▸ WRITTEN REQUEST
All of the lines below are to be printed again exactly; images are excluded from the output.

Dataset entries:

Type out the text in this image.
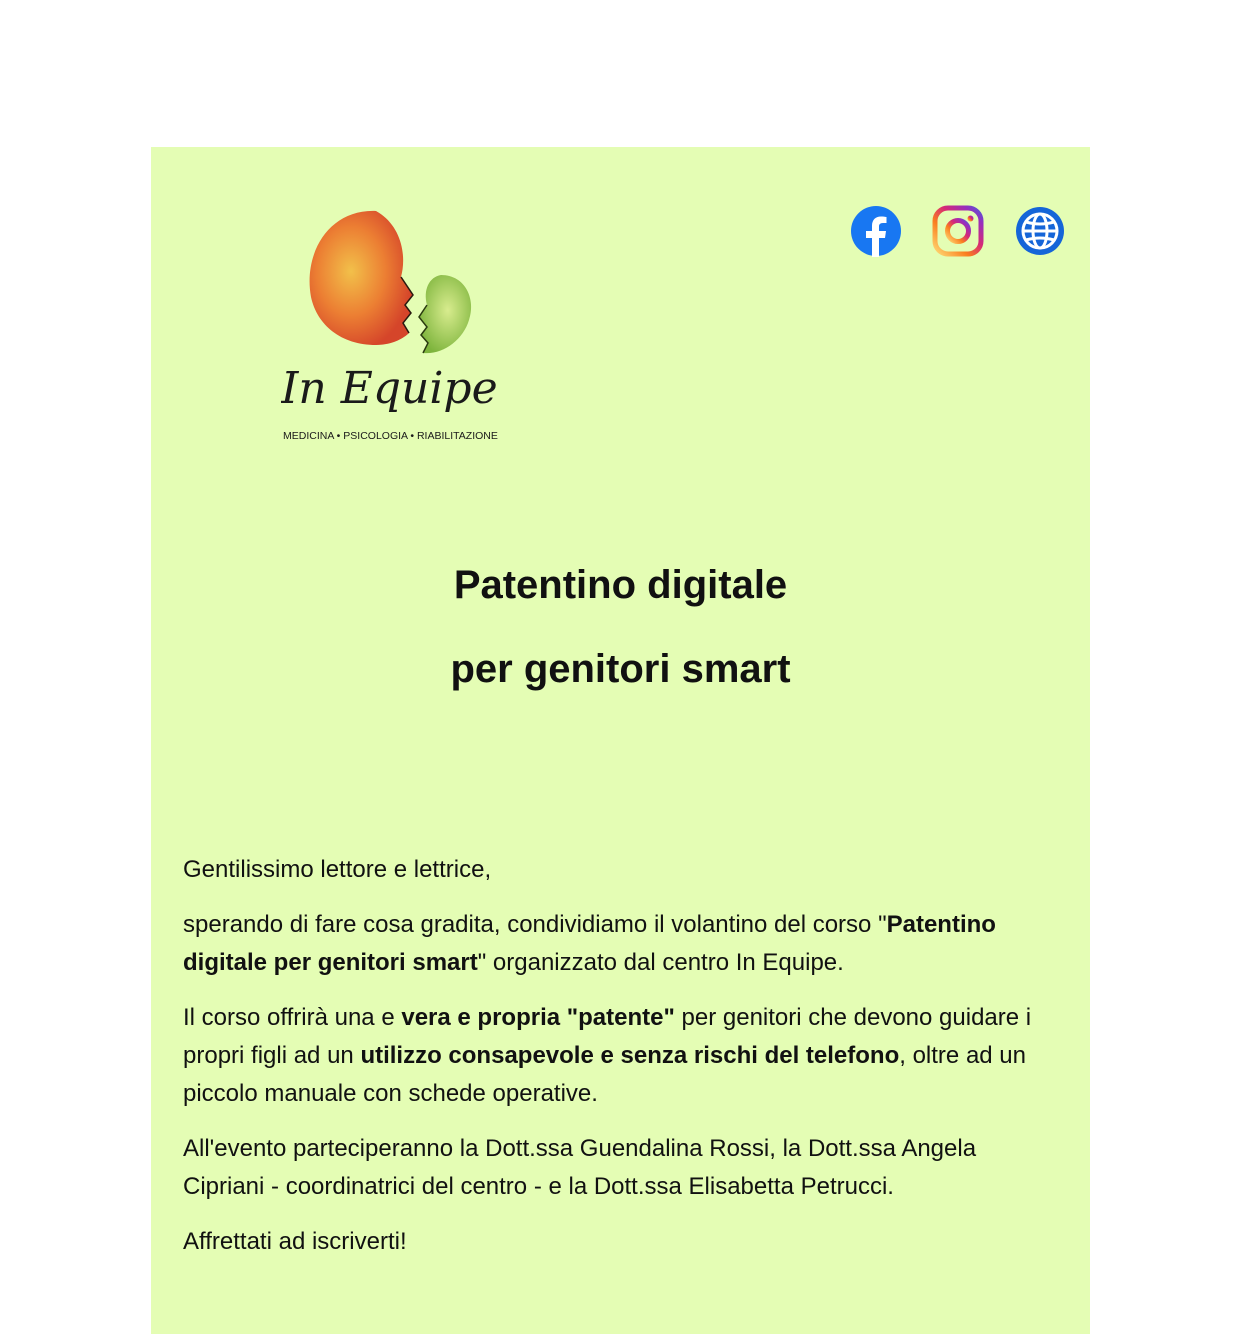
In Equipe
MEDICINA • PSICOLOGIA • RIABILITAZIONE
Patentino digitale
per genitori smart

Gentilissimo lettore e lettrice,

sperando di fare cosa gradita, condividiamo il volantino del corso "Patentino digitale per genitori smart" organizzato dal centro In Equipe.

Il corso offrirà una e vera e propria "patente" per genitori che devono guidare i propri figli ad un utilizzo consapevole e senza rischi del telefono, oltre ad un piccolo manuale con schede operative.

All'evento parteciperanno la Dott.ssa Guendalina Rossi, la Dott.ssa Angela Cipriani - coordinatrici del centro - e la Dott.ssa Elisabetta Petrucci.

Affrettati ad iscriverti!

▸ ANSWER IN FULL
Type out the text in this image.
In Equipe
MEDICINA • PSICOLOGIA • RIABILITAZIONE
Patentino digitale
per genitori smart

Gentilissimo lettore e lettrice,

sperando di fare cosa gradita, condividiamo il volantino del corso "Patentino digitale per genitori smart" organizzato dal centro In Equipe.

Il corso offrirà una e vera e propria "patente" per genitori che devono guidare i propri figli ad un utilizzo consapevole e senza rischi del telefono, oltre ad un piccolo manuale con schede operative.

All'evento parteciperanno la Dott.ssa Guendalina Rossi, la Dott.ssa Angela Cipriani - coordinatrici del centro - e la Dott.ssa Elisabetta Petrucci.

Affrettati ad iscriverti!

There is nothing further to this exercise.